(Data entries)
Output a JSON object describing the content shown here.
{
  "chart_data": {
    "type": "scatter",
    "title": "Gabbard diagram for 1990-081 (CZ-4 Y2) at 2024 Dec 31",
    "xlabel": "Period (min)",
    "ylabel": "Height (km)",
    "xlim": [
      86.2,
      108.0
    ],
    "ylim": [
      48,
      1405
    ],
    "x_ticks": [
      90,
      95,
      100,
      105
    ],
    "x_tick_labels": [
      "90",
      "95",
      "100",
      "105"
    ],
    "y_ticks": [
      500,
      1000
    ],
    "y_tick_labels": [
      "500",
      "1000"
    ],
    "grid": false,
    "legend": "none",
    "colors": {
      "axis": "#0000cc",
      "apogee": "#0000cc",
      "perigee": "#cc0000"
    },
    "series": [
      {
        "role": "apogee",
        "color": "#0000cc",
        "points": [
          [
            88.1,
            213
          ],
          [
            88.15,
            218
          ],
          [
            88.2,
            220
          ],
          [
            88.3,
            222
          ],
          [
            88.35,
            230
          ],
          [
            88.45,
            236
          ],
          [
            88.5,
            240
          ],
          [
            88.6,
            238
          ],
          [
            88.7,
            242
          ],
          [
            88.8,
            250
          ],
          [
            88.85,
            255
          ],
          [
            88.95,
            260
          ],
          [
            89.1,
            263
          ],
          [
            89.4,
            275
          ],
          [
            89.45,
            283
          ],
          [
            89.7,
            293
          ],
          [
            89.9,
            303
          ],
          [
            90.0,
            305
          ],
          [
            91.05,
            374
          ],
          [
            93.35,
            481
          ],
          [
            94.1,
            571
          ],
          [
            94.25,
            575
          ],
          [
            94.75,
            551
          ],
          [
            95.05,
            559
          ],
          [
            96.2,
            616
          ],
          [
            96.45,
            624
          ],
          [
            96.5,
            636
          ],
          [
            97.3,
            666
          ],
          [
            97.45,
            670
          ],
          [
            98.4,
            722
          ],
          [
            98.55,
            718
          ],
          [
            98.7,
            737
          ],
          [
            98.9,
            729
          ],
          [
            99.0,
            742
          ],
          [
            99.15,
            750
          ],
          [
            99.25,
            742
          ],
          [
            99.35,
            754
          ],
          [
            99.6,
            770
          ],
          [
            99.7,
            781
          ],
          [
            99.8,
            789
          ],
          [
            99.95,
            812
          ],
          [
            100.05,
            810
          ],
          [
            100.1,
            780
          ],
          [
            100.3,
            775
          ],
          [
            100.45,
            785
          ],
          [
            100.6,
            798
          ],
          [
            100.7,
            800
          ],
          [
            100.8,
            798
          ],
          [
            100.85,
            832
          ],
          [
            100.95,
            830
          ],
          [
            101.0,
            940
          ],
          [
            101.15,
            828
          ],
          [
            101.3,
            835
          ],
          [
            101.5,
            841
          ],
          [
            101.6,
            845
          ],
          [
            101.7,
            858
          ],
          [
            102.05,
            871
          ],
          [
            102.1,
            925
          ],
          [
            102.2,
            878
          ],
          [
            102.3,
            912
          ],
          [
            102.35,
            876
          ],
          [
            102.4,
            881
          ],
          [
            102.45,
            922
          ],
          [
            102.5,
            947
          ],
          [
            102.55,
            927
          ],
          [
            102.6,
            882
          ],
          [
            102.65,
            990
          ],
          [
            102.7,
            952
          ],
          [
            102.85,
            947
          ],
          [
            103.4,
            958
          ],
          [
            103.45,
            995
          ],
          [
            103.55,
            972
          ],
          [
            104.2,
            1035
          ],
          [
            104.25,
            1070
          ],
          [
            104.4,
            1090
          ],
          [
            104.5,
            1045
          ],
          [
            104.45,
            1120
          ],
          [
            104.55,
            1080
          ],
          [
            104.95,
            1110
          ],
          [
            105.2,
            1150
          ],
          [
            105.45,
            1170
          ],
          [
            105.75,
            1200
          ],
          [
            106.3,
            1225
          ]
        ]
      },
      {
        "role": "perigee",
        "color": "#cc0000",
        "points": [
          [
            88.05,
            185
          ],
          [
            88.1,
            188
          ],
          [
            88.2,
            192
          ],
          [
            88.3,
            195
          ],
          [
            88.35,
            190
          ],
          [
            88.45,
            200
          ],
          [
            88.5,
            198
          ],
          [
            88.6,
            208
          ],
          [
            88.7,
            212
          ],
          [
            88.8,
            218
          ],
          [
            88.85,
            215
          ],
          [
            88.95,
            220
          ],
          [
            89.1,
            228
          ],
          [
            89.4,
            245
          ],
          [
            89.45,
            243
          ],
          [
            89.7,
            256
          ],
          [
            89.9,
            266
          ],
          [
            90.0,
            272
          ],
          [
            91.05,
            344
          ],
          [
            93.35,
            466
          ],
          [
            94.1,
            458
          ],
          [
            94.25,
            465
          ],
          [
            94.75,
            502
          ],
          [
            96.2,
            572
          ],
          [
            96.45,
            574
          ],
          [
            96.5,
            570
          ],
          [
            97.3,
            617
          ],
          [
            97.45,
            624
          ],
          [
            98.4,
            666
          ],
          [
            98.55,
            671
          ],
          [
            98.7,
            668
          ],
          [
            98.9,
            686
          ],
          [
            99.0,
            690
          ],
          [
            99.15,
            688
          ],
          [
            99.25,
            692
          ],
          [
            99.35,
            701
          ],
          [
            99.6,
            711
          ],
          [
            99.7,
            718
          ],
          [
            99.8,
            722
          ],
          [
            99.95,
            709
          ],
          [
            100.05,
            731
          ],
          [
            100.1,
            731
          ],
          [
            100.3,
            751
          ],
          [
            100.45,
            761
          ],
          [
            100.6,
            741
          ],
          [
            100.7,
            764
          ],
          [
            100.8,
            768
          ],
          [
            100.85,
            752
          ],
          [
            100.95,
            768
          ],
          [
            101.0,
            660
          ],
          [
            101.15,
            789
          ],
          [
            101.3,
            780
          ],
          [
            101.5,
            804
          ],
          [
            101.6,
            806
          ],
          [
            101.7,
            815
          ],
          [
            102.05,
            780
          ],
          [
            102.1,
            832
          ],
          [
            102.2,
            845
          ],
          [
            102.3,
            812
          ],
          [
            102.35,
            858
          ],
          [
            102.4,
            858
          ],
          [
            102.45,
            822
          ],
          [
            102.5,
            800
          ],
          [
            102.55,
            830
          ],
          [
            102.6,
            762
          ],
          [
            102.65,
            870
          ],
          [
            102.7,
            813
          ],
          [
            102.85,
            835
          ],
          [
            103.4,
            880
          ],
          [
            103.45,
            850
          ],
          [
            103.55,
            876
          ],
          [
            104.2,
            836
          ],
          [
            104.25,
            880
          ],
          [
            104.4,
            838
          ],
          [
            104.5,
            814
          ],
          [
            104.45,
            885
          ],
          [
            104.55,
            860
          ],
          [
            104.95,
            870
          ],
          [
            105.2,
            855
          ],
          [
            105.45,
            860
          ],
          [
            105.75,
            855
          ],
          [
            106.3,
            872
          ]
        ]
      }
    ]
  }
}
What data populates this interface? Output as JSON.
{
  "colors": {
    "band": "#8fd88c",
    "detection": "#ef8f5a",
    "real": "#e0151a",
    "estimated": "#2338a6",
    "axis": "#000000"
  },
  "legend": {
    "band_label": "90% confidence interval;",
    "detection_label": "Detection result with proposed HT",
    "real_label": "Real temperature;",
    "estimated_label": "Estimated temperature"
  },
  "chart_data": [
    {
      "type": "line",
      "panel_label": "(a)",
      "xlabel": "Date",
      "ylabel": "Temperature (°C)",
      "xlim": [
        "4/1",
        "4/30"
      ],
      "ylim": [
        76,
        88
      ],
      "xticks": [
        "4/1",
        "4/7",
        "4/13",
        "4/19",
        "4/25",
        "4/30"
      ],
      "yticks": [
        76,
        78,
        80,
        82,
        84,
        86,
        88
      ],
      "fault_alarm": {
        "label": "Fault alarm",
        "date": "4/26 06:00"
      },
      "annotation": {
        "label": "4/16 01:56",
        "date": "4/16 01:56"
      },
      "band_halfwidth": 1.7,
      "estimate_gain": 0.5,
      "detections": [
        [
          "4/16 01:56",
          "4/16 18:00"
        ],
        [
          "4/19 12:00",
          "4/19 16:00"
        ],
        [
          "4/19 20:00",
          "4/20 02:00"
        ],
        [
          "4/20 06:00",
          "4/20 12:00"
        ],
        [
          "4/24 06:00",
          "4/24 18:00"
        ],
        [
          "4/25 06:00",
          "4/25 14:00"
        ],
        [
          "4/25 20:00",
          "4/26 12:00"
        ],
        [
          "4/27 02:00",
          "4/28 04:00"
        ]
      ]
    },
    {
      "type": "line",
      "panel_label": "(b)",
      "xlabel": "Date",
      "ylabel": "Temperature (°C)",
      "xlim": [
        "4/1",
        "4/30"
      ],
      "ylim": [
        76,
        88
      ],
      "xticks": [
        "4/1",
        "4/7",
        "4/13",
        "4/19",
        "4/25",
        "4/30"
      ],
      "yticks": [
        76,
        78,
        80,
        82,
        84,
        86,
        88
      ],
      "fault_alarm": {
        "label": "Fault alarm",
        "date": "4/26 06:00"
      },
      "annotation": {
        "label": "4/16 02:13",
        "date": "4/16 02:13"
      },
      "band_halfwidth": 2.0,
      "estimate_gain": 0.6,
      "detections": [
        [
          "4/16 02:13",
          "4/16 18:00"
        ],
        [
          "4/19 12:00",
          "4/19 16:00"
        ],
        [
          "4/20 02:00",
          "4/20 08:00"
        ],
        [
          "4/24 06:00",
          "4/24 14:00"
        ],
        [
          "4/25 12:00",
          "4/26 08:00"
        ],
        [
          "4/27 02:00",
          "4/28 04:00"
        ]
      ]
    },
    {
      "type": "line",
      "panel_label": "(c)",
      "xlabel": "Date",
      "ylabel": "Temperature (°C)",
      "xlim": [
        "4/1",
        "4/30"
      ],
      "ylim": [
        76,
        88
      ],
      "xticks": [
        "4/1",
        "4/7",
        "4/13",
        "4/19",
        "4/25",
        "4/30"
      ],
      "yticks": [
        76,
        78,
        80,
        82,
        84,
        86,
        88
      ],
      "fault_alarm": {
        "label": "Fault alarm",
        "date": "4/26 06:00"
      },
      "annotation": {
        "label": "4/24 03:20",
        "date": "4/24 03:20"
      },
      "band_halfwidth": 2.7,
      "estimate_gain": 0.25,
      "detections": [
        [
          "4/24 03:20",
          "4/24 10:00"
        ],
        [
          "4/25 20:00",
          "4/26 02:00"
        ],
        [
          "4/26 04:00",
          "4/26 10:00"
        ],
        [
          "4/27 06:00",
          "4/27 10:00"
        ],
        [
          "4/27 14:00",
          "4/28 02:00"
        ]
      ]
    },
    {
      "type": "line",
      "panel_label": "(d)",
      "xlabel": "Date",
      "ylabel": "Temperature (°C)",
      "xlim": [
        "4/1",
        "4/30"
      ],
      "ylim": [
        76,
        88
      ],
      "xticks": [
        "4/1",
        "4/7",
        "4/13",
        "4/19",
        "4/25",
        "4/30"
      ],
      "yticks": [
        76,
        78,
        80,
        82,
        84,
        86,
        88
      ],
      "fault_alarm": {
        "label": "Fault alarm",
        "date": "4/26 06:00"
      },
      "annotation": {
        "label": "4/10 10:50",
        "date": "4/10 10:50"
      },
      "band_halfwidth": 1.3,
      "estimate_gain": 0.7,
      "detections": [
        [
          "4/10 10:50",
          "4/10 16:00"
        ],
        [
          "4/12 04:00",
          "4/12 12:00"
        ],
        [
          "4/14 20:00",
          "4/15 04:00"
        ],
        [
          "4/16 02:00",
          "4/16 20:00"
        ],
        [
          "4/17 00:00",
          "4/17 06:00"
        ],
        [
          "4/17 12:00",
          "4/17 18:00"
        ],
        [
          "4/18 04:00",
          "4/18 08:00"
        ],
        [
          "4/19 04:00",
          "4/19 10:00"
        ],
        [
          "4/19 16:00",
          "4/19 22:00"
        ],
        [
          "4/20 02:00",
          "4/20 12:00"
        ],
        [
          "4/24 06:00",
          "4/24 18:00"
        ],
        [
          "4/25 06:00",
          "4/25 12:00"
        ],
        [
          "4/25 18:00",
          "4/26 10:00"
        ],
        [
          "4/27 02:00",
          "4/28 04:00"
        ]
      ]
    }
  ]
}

*Exercise*:
Go over the records above and tally each line that includes "JSON". Give the total by itself.

*Solution for this exercise*:
2